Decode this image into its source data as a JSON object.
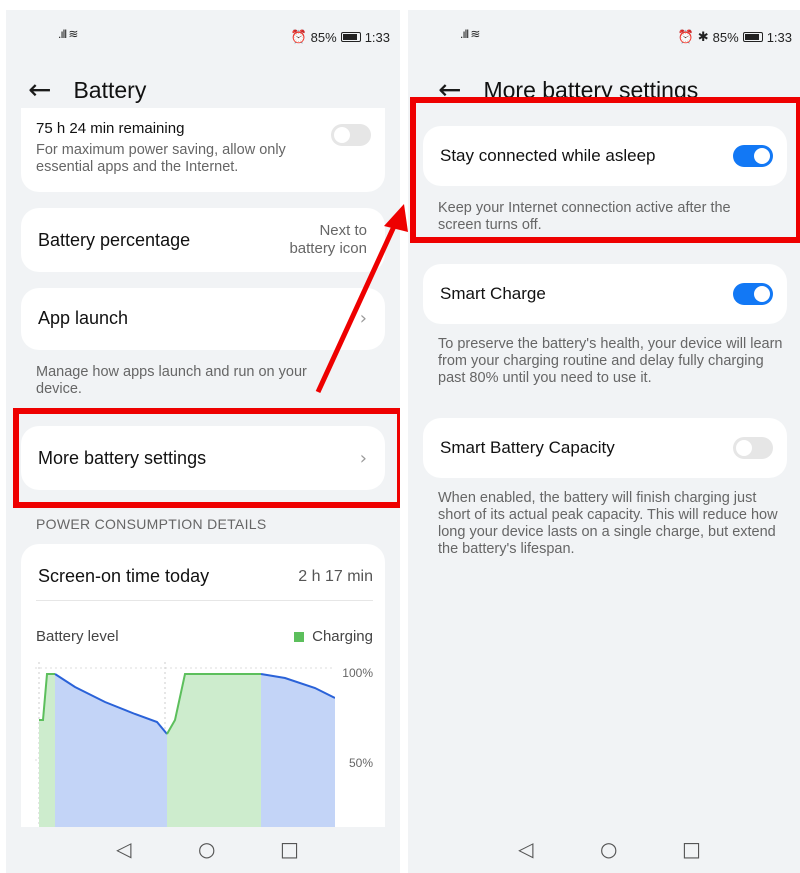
{
  "status": {
    "signal": "ᴵᴵᴵ ≈",
    "alarm": "⏰",
    "bluetooth": "✱",
    "battery_pct": "85%",
    "time": "1:33"
  },
  "left": {
    "title": "Battery",
    "power_saving": {
      "remaining": "75 h 24 min remaining",
      "desc": "For maximum power saving, allow only essential apps and the Internet.",
      "enabled": false
    },
    "battery_percentage": {
      "label": "Battery percentage",
      "value_line1": "Next to",
      "value_line2": "battery icon"
    },
    "app_launch": {
      "label": "App launch",
      "desc": "Manage how apps launch and run on your device."
    },
    "more_settings": {
      "label": "More battery settings"
    },
    "section_header": "POWER CONSUMPTION DETAILS",
    "screen_on": {
      "label": "Screen-on time today",
      "value": "2 h 17 min"
    },
    "battery_level": {
      "label": "Battery level",
      "legend": "Charging",
      "tick_100": "100%",
      "tick_50": "50%"
    }
  },
  "right": {
    "title": "More battery settings",
    "stay_connected": {
      "label": "Stay connected while asleep",
      "desc": "Keep your Internet connection active after the screen turns off.",
      "enabled": true
    },
    "smart_charge": {
      "label": "Smart Charge",
      "desc": "To preserve the battery's health, your device will learn from your charging routine and delay fully charging past 80% until you need to use it.",
      "enabled": true
    },
    "smart_capacity": {
      "label": "Smart Battery Capacity",
      "desc": "When enabled, the battery will finish charging just short of its actual peak capacity. This will reduce how long your device lasts on a single charge, but extend the battery's lifespan.",
      "enabled": false
    }
  },
  "nav": {
    "back": "◁",
    "home": "○",
    "recents": "□"
  },
  "colors": {
    "accent": "#1278f5",
    "highlight": "#ee0000",
    "charging": "#5cbf5c"
  }
}
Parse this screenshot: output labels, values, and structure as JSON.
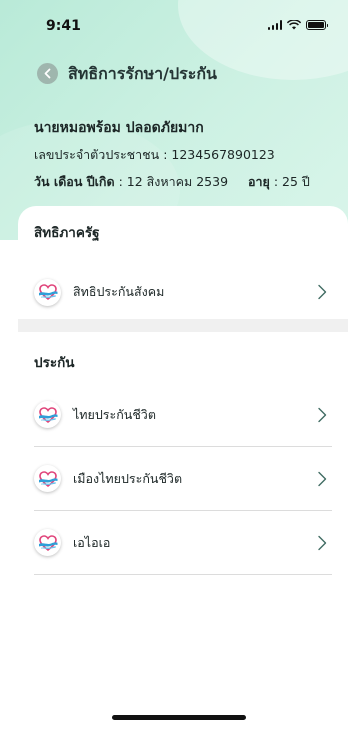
{
  "status_bar": {
    "time": "9:41"
  },
  "header": {
    "title": "สิทธิการรักษา/ประกัน",
    "person_name": "นายหมอพร้อม ปลอดภัยมาก",
    "id_label": "เลขประจำตัวประชาชน",
    "id_value": " : 1234567890123",
    "dob_label": "วัน เดือน ปีเกิด",
    "dob_value": " : 12 สิงหาคม 2539",
    "age_label": "อายุ",
    "age_value": " : 25 ปี"
  },
  "sections": {
    "government": {
      "title": "สิทธิภาครัฐ",
      "items": [
        {
          "label": "สิทธิประกันสังคม",
          "icon": "insurer-logo-icon"
        }
      ]
    },
    "insurance": {
      "title": "ประกัน",
      "items": [
        {
          "label": "ไทยประกันชีวิต",
          "icon": "insurer-logo-icon"
        },
        {
          "label": "เมืองไทยประกันชีวิต",
          "icon": "insurer-logo-icon"
        },
        {
          "label": "เอไอเอ",
          "icon": "insurer-logo-icon"
        }
      ]
    }
  },
  "colors": {
    "header_bg": "#c4eedd",
    "back_button": "#9fb6ae",
    "chevron": "#3f6b62",
    "divider": "#dcdcdc"
  }
}
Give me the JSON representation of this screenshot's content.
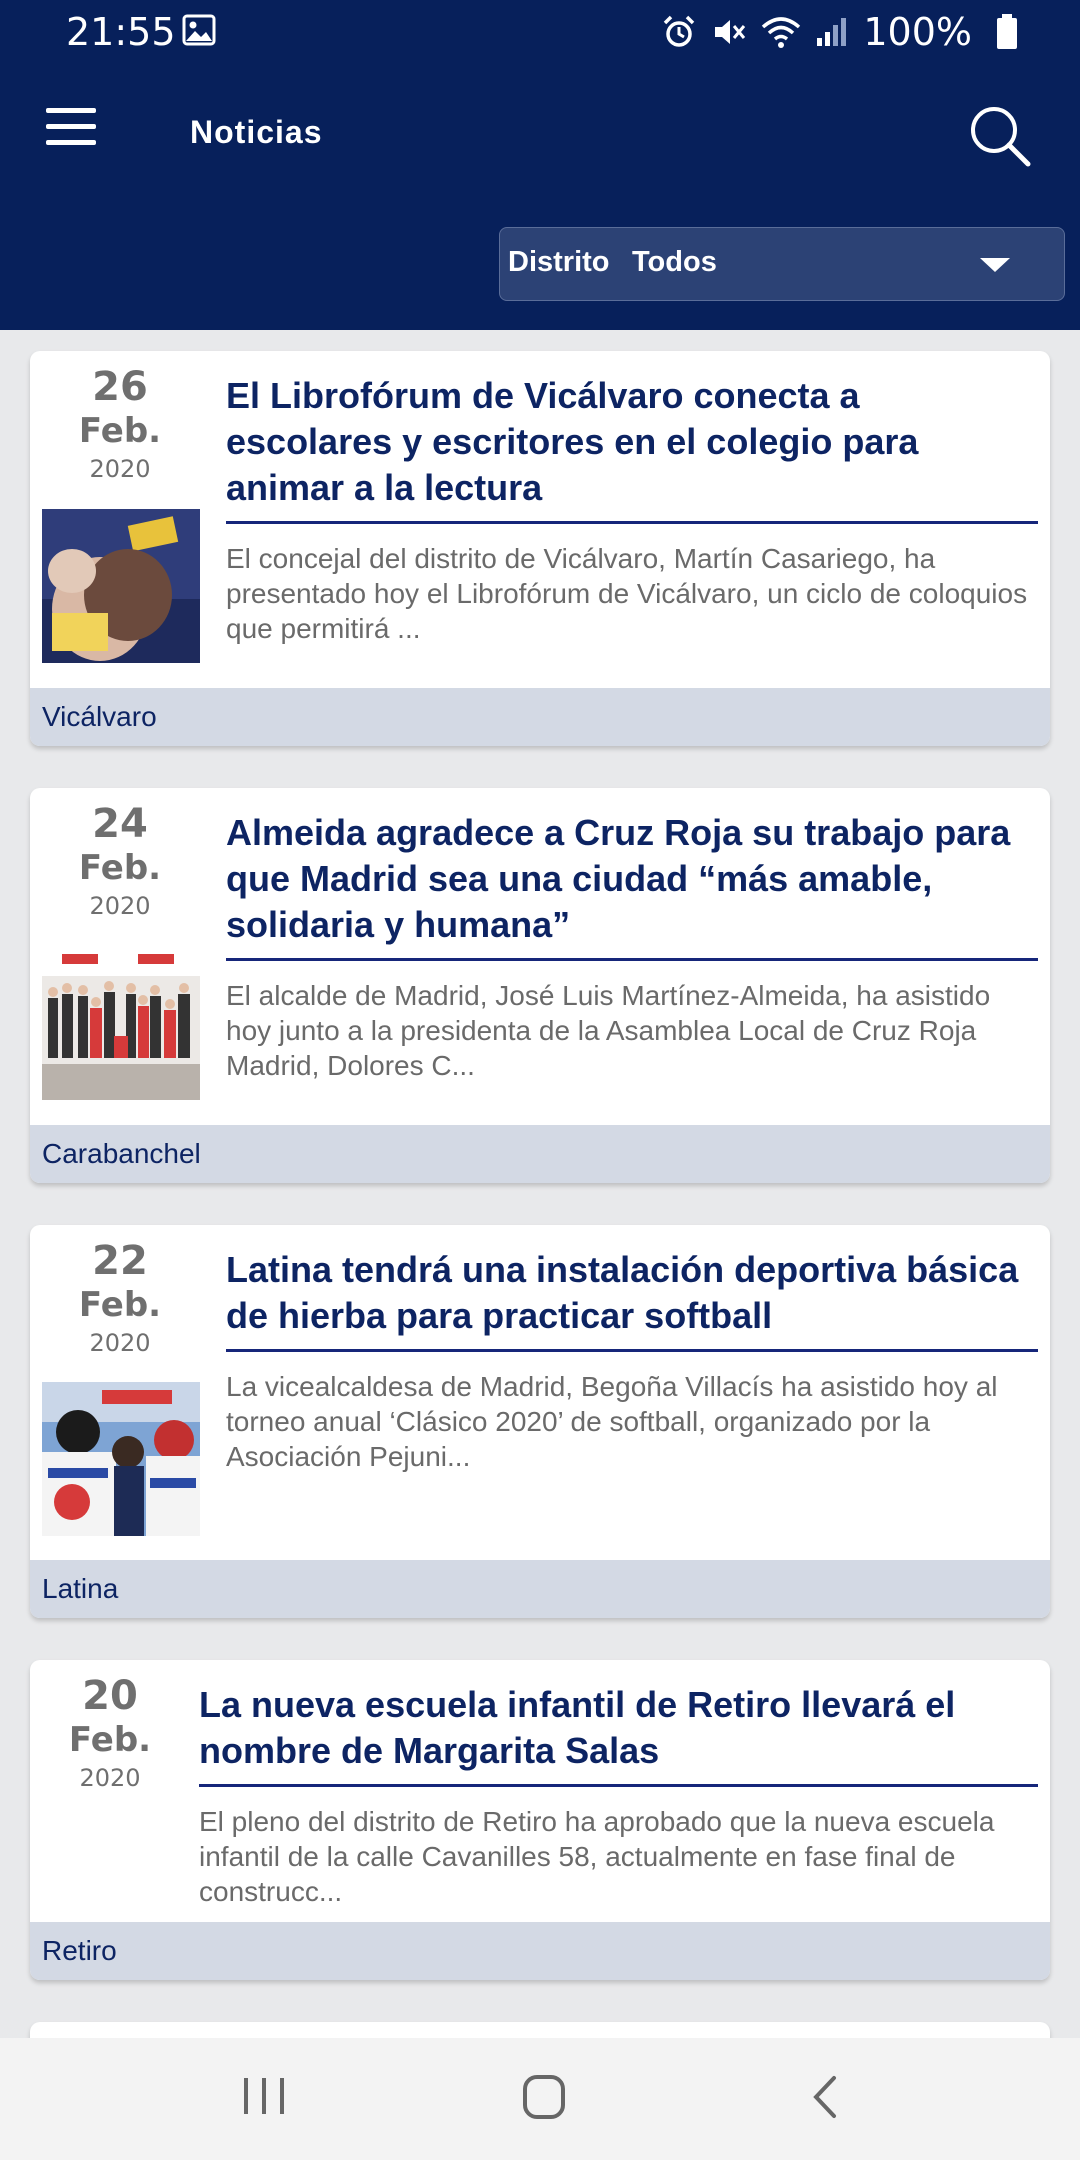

Directions for this task: Print out the lines exactly, skipping any picture.

Output below:
Decode this image into its source data as a JSON object.
{
  "status": {
    "signal": "ᴵᴵᴵ ≈",
    "alarm": "⏰",
    "bluetooth": "✱",
    "battery_pct": "85%",
    "time": "1:33"
  },
  "left": {
    "title": "Battery",
    "power_saving": {
      "remaining": "75 h 24 min remaining",
      "desc": "For maximum power saving, allow only essential apps and the Internet.",
      "enabled": false
    },
    "battery_percentage": {
      "label": "Battery percentage",
      "value_line1": "Next to",
      "value_line2": "battery icon"
    },
    "app_launch": {
      "label": "App launch",
      "desc": "Manage how apps launch and run on your device."
    },
    "more_settings": {
      "label": "More battery settings"
    },
    "section_header": "POWER CONSUMPTION DETAILS",
    "screen_on": {
      "label": "Screen-on time today",
      "value": "2 h 17 min"
    },
    "battery_level": {
      "label": "Battery level",
      "legend": "Charging",
      "tick_100": "100%",
      "tick_50": "50%"
    }
  },
  "right": {
    "title": "More battery settings",
    "stay_connected": {
      "label": "Stay connected while asleep",
      "desc": "Keep your Internet connection active after the screen turns off.",
      "enabled": true
    },
    "smart_charge": {
      "label": "Smart Charge",
      "desc": "To preserve the battery's health, your device will learn from your charging routine and delay fully charging past 80% until you need to use it.",
      "enabled": true
    },
    "smart_capacity": {
      "label": "Smart Battery Capacity",
      "desc": "When enabled, the battery will finish charging just short of its actual peak capacity. This will reduce how long your device lasts on a single charge, but extend the battery's lifespan.",
      "enabled": false
    }
  },
  "nav": {
    "back": "◁",
    "home": "○",
    "recents": "□"
  },
  "colors": {
    "accent": "#1278f5",
    "highlight": "#ee0000",
    "charging": "#5cbf5c"
  }
}
Parse this screenshot: output labels, values, and structure as JSON.
{
  "status_bar": {
    "time": "9:41"
  },
  "header": {
    "title": "สิทธิการรักษา/ประกัน",
    "person_name": "นายหมอพร้อม ปลอดภัยมาก",
    "id_label": "เลขประจำตัวประชาชน",
    "id_value": " : 1234567890123",
    "dob_label": "วัน เดือน ปีเกิด",
    "dob_value": " : 12 สิงหาคม 2539",
    "age_label": "อายุ",
    "age_value": " : 25 ปี"
  },
  "sections": {
    "government": {
      "title": "สิทธิภาครัฐ",
      "items": [
        {
          "label": "สิทธิประกันสังคม",
          "icon": "insurer-logo-icon"
        }
      ]
    },
    "insurance": {
      "title": "ประกัน",
      "items": [
        {
          "label": "ไทยประกันชีวิต",
          "icon": "insurer-logo-icon"
        },
        {
          "label": "เมืองไทยประกันชีวิต",
          "icon": "insurer-logo-icon"
        },
        {
          "label": "เอไอเอ",
          "icon": "insurer-logo-icon"
        }
      ]
    }
  },
  "colors": {
    "header_bg": "#c4eedd",
    "back_button": "#9fb6ae",
    "chevron": "#3f6b62",
    "divider": "#dcdcdc"
  }
}
Give me the JSON representation of this screenshot's content.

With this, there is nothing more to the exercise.